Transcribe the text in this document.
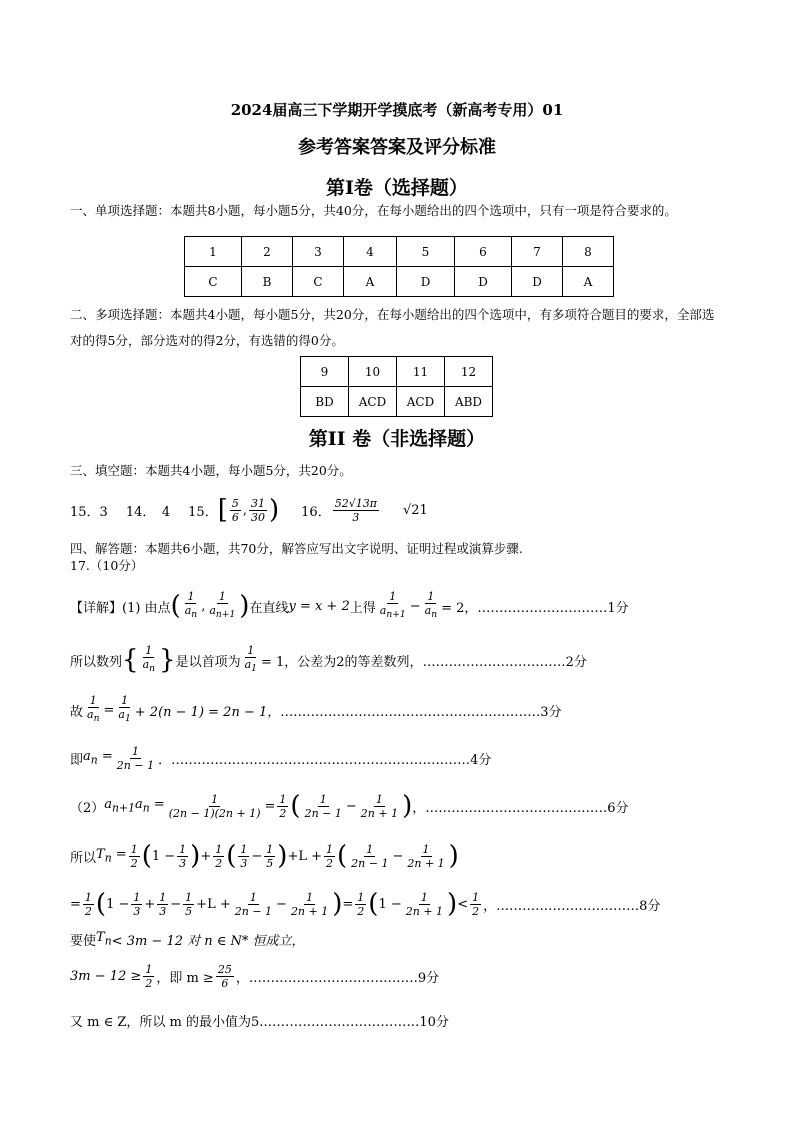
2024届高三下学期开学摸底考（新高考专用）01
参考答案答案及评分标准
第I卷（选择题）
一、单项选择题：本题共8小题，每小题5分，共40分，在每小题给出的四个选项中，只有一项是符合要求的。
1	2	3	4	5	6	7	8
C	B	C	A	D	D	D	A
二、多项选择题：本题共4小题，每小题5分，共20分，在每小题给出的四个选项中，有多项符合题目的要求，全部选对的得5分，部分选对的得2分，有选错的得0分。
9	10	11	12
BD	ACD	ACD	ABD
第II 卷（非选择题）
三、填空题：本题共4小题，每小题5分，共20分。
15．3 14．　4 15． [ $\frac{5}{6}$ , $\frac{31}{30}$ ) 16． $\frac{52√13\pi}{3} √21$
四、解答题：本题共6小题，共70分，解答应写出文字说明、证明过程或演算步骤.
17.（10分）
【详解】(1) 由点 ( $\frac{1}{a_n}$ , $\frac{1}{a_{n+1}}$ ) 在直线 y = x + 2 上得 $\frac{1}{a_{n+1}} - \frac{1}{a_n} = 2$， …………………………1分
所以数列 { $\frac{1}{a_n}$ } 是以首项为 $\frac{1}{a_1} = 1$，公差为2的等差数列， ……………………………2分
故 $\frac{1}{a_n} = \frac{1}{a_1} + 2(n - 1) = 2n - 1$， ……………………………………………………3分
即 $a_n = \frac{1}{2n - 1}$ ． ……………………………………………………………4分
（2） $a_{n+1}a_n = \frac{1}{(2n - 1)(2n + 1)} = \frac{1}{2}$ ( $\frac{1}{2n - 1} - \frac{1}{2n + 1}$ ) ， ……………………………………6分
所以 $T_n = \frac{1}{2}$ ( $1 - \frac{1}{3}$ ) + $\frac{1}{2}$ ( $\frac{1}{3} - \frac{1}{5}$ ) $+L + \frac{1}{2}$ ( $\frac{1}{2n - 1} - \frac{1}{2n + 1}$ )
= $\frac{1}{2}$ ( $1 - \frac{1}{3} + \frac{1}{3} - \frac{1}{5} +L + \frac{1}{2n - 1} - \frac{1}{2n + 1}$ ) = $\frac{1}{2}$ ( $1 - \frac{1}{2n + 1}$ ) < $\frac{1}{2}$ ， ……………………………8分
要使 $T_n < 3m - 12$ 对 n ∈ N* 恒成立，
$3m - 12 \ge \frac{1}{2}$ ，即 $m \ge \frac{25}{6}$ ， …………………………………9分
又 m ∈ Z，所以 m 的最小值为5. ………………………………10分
——————————
## EXERCISE DETAILS:
Report the number of lines that include the string "在每小题给出的四个选项中"; return nothing but the count.

## WORKED SOLUTION:
2